## RECORD EXTRACTS

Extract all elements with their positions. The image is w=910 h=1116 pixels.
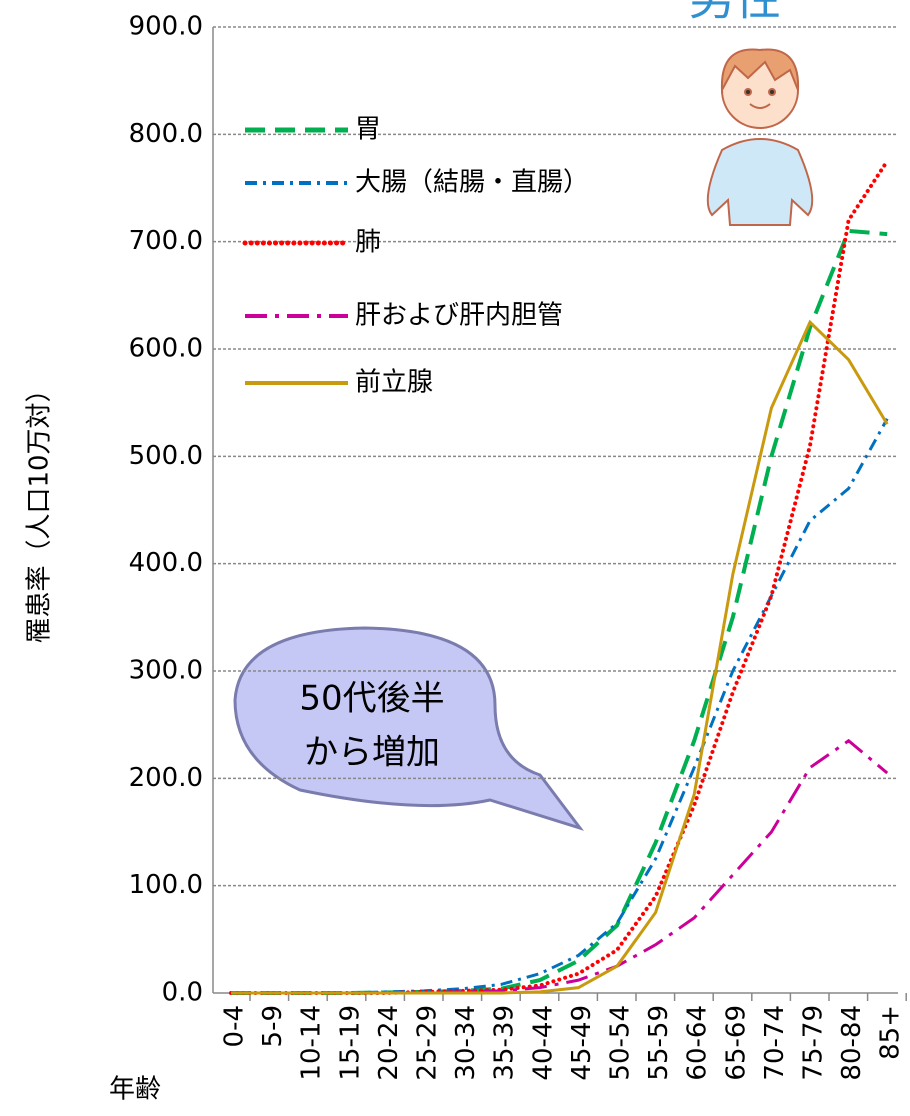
- y-tick-label: 500.0: [129, 441, 203, 471]
- y-tick-label: 600.0: [129, 334, 203, 364]
- y-tick-label: 700.0: [129, 226, 203, 256]
- data-line: [231, 319, 889, 995]
- y-tick-label: 0.0: [162, 978, 203, 1008]
- y-tick-label: 300.0: [129, 656, 203, 686]
- x-tick-label: 80-84: [837, 1005, 867, 1081]
- x-tick-label: 35-39: [490, 1005, 520, 1081]
- child-illustration: [706, 48, 814, 226]
- x-tick-label: 10-14: [297, 1005, 327, 1081]
- legend-label: 肺: [355, 228, 381, 258]
- x-tick-label: 55-59: [644, 1005, 674, 1081]
- x-tick-label: 40-44: [528, 1005, 558, 1081]
- x-tick-label: 5-9: [258, 1005, 288, 1047]
- x-tick-label: 65-69: [721, 1005, 751, 1081]
- x-tick-label: 0-4: [220, 1005, 250, 1047]
- x-tick-label: 45-49: [567, 1005, 597, 1081]
- annotation: 50代後半: [299, 679, 444, 719]
- annotation: から増加: [304, 733, 440, 773]
- x-tick-label: 50-54: [606, 1005, 636, 1081]
- x-tick-label: 70-74: [760, 1005, 790, 1081]
- legend-label: 前立腺: [355, 368, 433, 398]
- x-axis-label: 年齢: [109, 1075, 161, 1105]
- x-tick-label: 25-29: [413, 1005, 443, 1081]
- legend-label: 大腸（結腸・直腸）: [355, 168, 589, 198]
- y-tick-label: 800.0: [129, 119, 203, 149]
- legend-label: 胃: [355, 115, 381, 145]
- x-tick-label: 60-64: [683, 1005, 713, 1081]
- x-tick-label: 85+: [876, 1005, 906, 1060]
- y-tick-label: 400.0: [129, 548, 203, 578]
- x-tick-label: 20-24: [374, 1005, 404, 1081]
- y-tick-label: 900.0: [129, 12, 203, 42]
- x-tick-label: 75-79: [799, 1005, 829, 1081]
- y-tick-label: 100.0: [129, 870, 203, 900]
- data-line: [231, 738, 889, 995]
- legend-label: 肝および肝内胆管: [355, 301, 563, 331]
- chart-title: 男性: [689, 0, 781, 26]
- x-tick-label: 30-34: [451, 1005, 481, 1081]
- y-tick-label: 200.0: [129, 763, 203, 793]
- x-tick-label: 15-19: [335, 1005, 365, 1081]
- y-axis-label: 罹患率（人口10万対）: [25, 376, 55, 643]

## TASK DESCRIPTION
State how many of the lines above contain the string "axis". Give the number alone.

## SOLUTION FOR THIS PROBLEM
2